# Source document
In March 2020, when schools shut down during the pandemic, students’ experiences with remote learning varied, and some media portrayals labeled it a failure. At ClassLink, we provide educational leaders with student digital usage data. So we asked, what does the data from this time period tell us about access and engagement for students? Our findings paint a positive and promising picture of what happened and the potential for successful remote learning in the future.
In this blog series, we will share real school experiences, along with guidance for how you can apply their success to make remote learning more effective.
We will examine:
- Transitioning between onsite and remote learning
- Improving student access to resources
- Increasing student engagement
- Using data to find access and engagement issues
Digging into the data
If you're new to ClassLink, here's a quick primer. ClassLink provides single sign-on access to all of a school’s online resources from any device along with usage analytics of those resources. Having this usage data helps leaders make informed decisions about their purchases, strategies, and training.
As schools using ClassLink transitioned to remote learning, leaders relied on usage analytics more than ever before. Schools using ClassLink could see who was using online learning resources, how often, and for how long.
To better understand how 10 million students using ClassLink handled the transition to remote learning, we dug into our usage data across all our schools.
Specifically, we analyzed daily unique student logins (the number of unique students who logged onto ClassLink each day) and total student logins (the total number of times students logged onto ClassLink each day).
We found some uplifting news. When we compared the total number of unique logins to ClassLink before and after the transition to remote learning—we discovered student access and engagement levels remained high.

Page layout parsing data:
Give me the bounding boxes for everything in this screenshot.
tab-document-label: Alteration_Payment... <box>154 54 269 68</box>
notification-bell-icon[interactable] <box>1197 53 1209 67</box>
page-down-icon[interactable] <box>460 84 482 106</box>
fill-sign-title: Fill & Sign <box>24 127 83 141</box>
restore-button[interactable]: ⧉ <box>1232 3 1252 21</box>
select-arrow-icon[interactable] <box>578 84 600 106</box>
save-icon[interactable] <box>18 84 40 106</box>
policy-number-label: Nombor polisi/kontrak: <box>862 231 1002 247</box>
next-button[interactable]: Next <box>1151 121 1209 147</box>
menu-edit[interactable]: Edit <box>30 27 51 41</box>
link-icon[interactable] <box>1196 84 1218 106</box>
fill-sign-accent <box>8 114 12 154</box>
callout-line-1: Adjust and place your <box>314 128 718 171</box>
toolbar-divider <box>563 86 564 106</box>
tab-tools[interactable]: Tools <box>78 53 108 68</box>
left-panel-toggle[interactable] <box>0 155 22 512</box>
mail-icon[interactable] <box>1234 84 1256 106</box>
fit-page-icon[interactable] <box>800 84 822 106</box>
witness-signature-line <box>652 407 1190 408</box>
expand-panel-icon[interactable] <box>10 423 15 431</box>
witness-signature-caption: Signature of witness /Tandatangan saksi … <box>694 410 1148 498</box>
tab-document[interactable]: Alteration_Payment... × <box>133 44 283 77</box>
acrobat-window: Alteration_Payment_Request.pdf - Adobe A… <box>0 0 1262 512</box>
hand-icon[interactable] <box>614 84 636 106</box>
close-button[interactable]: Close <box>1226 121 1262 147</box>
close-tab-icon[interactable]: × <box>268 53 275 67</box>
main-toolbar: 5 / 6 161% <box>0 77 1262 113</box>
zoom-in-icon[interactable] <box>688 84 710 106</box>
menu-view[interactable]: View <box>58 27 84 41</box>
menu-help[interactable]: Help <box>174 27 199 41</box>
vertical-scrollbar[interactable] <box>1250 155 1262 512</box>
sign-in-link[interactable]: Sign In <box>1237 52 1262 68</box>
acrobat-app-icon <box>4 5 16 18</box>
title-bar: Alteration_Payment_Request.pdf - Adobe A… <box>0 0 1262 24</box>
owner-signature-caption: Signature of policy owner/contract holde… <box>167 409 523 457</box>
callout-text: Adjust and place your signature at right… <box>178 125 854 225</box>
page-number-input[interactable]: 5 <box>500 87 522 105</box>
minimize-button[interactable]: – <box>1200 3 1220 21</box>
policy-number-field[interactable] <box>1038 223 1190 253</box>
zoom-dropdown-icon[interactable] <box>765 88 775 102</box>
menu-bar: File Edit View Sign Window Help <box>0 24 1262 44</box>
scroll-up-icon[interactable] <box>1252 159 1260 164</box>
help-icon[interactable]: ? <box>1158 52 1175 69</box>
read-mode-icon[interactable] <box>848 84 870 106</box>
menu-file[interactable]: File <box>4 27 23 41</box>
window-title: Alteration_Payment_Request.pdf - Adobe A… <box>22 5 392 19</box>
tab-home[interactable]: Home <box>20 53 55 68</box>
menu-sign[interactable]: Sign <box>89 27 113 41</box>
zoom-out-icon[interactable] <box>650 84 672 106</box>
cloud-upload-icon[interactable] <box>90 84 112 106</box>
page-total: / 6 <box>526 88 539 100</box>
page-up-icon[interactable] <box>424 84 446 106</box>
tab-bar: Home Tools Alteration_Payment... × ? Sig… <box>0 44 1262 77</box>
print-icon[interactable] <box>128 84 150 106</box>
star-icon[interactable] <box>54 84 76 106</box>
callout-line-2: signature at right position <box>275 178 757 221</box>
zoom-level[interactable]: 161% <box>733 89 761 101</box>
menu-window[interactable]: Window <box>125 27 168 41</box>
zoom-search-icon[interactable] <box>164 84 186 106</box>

# Work task 1
Can you rewrite the blog post on remote learning data from "In this blog" up to and including "strategies, and training.", replacing "primer" with "overview"?
# Work task 2
Could you extend the blog post on student remote learning data, picking up after its final sentence?

# Written response 1
In this blog series, we will share real school experiences, along with guidance for how you can apply their success to make remote learning more effective.
We will examine:
- Transitioning between onsite and remote learning
- Improving student access to resources
- Increasing student engagement
- Using data to find access and engagement issues
Digging into the data
If you're new to ClassLink, here's a quick overview. ClassLink provides single sign-on access to all of a school’s online resources from any device along with usage analytics of those resources. Having this usage data helps leaders make informed decisions about their purchases, strategies, and training.

# Written response 2
Schools using ClassLink made a quick shift to remote learning
While there was a short transition period where usage dipped, schools using ClassLink moved quickly into remote learning. Once remote learning began, students not only accessed digital learning in high numbers, but they remained engaged with their resources throughout the entire remote learning period.
Here’s what the data tells us:
- Access to remote learning picked up quickly after a transition period and followed a stable pattern through the end of the school year.
- Four weeks into the remote learning period, student usage was 90 percent of pre-COVID-19 levels.
Weekend and after-hour logins skyrocketed
Our data showed a significant increase in weekend and after-hour logins during the remote learning period. Over three times as many students logged in during weekends compared to Pre-COVID-19. Usage was particularly high on Sundays, the most popular weekend day.
Access to summary reports like this, and the drill-down details, has helped schools accommodate and support students working on their learning outside of normal school hours. One school used this data to set policies for attendance that allowed students to complete work over the weekend. This flexibility provided a personalized learning experience for students and families. That's just one idea. We'll touch on more ways to use this data in the next couple of blog posts.
What it all means
While these findings represent trends across many schools, a few caveats are worth mentioning. First, these trends are not indicative of all students or all schools and should not be generalized as such. Instead, they offer a positive picture of the experiences with remote learning in the spring of 2020 by schools using ClassLink. Second, this data does not tell us how usage is linked to outcomes and achievement. However, engagement and opportunities to learn are undoubtedly necessary components in any student learning experience.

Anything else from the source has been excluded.